Le Premier ministre socialiste portugais Antonio Costa, qui a réussi depuis 2015 à tourner la page de l'austérité sans renoncer à une stricte discipline budgétaire, a nettement remporté les élections législatives dimanche, selon des résultats partiels.

Donné gagnant depuis des mois par les sondages, l'ancien maire de Lisbonne, âgé de 58 ans, a récolté près de 37% des suffrages, selon ces résultats représentant les trois quarts des 230 sièges à attribuer au parlement.

Les socialistes devancent donc largement leurs principaux adversaires du Parti social-démocrate (PSD, centre-droit) qui ont reculé à environ 28% des voix.

Ce scrutin confirme que le pays est l'un des rares d'Europe où les socialistes ont le vent en poupe et où la droite populiste ne pèse pas sur le débat politique. Il a en revanche été marqué par une abstention record à plus de 46%.

M. Costa ne devrait toutefois pas avoir la majorité absolue, ce qui l'obligera à obtenir l'appui d'autres formations au parlement pour gouverner. "Quel que soit le résultat, il faudra garantir la stabilité" du futur gouvernement, a-t-il déclaré avant la fermeture des bureaux de vote.

"Géométries variables"

Fin tacticien, le socialiste avait réussi en 2015 à former un gouvernement minoritaire, malgré sa défaite face à la droite, grâce à l'appui du Bloc de gauche (gauche radicale) et des communistes. Un pacte inédit surnommé péjorativement la "geringonça" (attelage de bric et de broc) par ses adversaires, mais qui lui a permis de tenir quatre ans.

Cette fois, "le PS peut atteindre la majorité avec des géométries variables et alternatives. Cela l'invite à gouverner seul, en cherchant des accords ad hoc", a souligné l'analyste Pedro Norton sur la télévision publique RTP.

Les dirigeants du Bloc de Gauche, qui aurait récolté plus de 9% des suffrages, ont déjà affiché leur volonté de discuter avec le PS. "Le Bloc de gauche est prêt à négocier un accord assurant la stabilité du pays", a déclaré la dirigeante de cette formation de gauche radicale, Catarina Martins.

Avec environ 6% des voix, les communistes n'ont pas exclu d'appuyer de nouveau le PS.

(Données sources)
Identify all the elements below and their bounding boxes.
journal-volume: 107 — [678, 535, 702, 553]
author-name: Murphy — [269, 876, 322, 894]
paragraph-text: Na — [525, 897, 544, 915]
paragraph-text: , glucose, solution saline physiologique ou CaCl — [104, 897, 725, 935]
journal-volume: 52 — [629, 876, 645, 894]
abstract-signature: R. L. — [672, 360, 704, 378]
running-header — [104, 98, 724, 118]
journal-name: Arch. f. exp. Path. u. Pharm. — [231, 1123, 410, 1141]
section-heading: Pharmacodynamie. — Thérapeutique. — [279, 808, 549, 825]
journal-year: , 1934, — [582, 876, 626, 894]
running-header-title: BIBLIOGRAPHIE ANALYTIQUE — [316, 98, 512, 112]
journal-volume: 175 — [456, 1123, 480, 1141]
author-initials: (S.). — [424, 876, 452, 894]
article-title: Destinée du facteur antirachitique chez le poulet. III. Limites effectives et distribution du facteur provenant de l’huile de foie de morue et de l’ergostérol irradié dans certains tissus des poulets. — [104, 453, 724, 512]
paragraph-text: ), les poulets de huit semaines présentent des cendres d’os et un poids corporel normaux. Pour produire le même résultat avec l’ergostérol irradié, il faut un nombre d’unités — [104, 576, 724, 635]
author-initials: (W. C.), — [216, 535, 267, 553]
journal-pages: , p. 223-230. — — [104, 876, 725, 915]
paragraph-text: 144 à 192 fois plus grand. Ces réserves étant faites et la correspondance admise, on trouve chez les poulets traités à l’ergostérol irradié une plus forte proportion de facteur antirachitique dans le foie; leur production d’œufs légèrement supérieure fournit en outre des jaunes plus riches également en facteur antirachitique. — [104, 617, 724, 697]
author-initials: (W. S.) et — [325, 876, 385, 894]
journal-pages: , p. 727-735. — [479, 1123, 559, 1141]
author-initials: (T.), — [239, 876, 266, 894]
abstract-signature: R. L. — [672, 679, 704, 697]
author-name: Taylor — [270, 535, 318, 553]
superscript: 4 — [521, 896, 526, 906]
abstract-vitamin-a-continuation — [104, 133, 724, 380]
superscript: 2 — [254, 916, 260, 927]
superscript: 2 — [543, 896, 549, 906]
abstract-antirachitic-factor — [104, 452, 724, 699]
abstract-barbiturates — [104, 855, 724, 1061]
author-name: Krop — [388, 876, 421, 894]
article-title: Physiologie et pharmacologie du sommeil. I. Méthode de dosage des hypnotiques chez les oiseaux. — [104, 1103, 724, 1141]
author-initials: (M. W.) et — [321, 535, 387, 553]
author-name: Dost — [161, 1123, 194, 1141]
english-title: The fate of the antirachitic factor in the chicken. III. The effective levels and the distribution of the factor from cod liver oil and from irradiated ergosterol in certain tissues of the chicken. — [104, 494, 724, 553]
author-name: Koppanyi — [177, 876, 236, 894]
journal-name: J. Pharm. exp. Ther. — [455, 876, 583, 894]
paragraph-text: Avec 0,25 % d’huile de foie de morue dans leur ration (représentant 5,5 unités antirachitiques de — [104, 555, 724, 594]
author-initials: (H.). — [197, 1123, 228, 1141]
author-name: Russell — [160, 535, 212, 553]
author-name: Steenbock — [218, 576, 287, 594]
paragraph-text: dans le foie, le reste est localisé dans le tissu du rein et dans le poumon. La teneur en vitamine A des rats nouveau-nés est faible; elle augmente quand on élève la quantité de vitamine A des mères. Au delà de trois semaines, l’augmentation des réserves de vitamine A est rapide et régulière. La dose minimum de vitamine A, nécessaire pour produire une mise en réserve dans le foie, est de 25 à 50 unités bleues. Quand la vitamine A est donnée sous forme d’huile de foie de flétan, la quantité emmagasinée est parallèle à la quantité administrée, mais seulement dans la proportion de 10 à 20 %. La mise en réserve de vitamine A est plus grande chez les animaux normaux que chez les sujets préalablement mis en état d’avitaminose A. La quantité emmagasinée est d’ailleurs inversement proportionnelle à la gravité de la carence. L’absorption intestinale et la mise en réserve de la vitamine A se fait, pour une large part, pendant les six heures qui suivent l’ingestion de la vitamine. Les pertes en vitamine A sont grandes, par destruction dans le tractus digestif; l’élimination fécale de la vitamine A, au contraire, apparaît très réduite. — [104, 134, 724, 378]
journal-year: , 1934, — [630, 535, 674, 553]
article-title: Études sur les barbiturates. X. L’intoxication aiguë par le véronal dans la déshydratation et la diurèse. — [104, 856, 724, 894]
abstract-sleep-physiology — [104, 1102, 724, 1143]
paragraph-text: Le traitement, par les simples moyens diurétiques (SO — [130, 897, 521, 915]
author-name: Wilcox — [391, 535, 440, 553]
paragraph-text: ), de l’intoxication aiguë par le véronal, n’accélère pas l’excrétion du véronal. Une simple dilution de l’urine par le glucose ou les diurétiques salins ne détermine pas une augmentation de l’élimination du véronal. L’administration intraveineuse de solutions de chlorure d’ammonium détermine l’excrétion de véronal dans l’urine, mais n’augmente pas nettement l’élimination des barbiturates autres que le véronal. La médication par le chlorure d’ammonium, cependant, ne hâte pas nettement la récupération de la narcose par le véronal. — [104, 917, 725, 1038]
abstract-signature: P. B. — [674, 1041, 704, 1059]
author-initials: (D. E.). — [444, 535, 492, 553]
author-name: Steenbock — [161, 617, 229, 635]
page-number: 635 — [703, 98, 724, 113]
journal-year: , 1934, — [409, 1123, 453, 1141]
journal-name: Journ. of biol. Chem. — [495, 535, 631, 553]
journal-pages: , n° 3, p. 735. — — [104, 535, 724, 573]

Présentation de l'exercice — Pouvez-vous recopier fidèlement le passage de l'article sur les législatives portugaises qui commence par "Fin tacticien, le" et se poursuit jusqu'à "télévision publique RTP." ? Ces données proviennent d'une autre source que le texte.

Exercice corrigé —
Fin tacticien, le socialiste avait réussi en 2015 à former un gouvernement minoritaire, malgré sa défaite face à la droite, grâce à l'appui du Bloc de gauche (gauche radicale) et des communistes. Un pacte inédit surnommé péjorativement la "geringonça" (attelage de bric et de broc) par ses adversaires, mais qui lui a permis de tenir quatre ans.

Cette fois, "le PS peut atteindre la majorité avec des géométries variables et alternatives. Cela l'invite à gouverner seul, en cherchant des accords ad hoc", a souligné l'analyste Pedro Norton sur la télévision publique RTP.